Data in this exercise:
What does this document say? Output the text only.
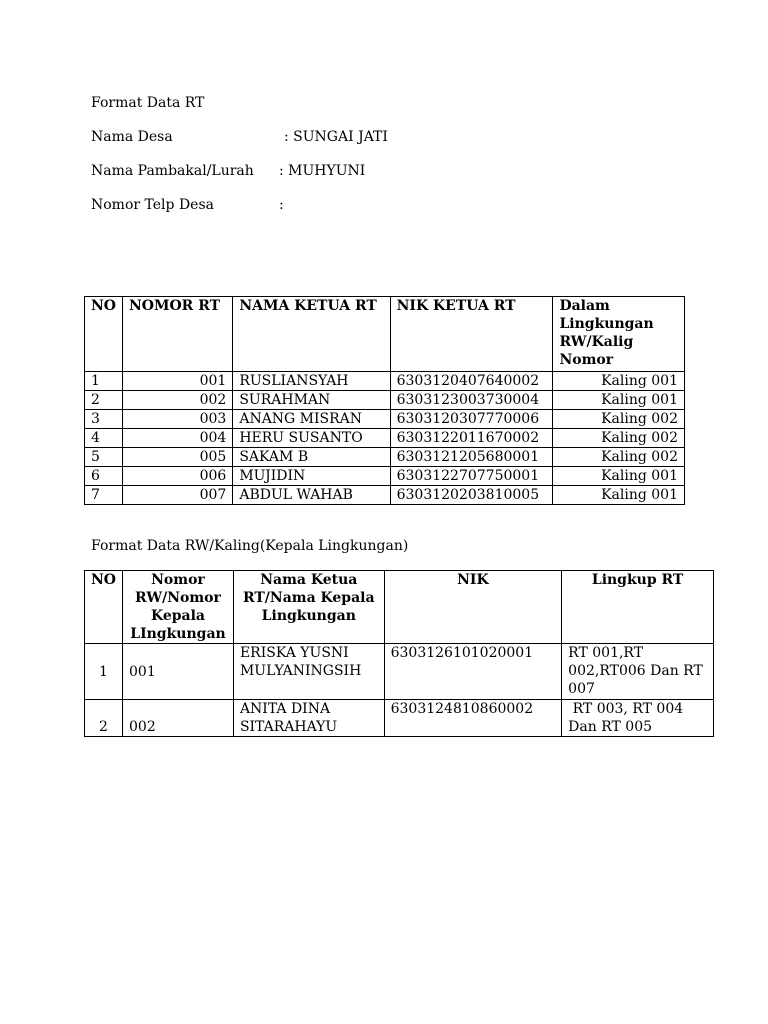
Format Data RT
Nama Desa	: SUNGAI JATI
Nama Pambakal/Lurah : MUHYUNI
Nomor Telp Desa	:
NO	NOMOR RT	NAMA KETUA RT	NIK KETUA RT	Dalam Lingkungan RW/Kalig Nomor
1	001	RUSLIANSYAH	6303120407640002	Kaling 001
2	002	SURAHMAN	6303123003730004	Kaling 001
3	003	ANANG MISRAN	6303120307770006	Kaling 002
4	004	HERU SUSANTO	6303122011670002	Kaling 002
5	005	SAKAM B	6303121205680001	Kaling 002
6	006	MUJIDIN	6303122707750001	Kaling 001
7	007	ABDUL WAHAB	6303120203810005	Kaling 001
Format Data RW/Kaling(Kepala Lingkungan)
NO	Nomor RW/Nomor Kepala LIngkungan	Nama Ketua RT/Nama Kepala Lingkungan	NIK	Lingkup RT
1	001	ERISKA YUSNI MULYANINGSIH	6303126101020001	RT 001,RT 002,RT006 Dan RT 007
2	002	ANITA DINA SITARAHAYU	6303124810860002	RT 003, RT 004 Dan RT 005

Problem statement: Return the records exactly. Don't carry the pictures over.

Problem solution:
What does this document say? Output the text only.
Format Data RT
Nama Desa	: SUNGAI JATI
Nama Pambakal/Lurah : MUHYUNI
Nomor Telp Desa	:
NO	NOMOR RT	NAMA KETUA RT	NIK KETUA RT	Dalam Lingkungan RW/Kalig Nomor
1	001	RUSLIANSYAH	6303120407640002	Kaling 001
2	002	SURAHMAN	6303123003730004	Kaling 001
3	003	ANANG MISRAN	6303120307770006	Kaling 002
4	004	HERU SUSANTO	6303122011670002	Kaling 002
5	005	SAKAM B	6303121205680001	Kaling 002
6	006	MUJIDIN	6303122707750001	Kaling 001
7	007	ABDUL WAHAB	6303120203810005	Kaling 001
Format Data RW/Kaling(Kepala Lingkungan)
NO	Nomor RW/Nomor Kepala LIngkungan	Nama Ketua RT/Nama Kepala Lingkungan	NIK	Lingkup RT
1	001	ERISKA YUSNI MULYANINGSIH	6303126101020001	RT 001,RT 002,RT006 Dan RT 007
2	002	ANITA DINA SITARAHAYU	6303124810860002	RT 003, RT 004 Dan RT 005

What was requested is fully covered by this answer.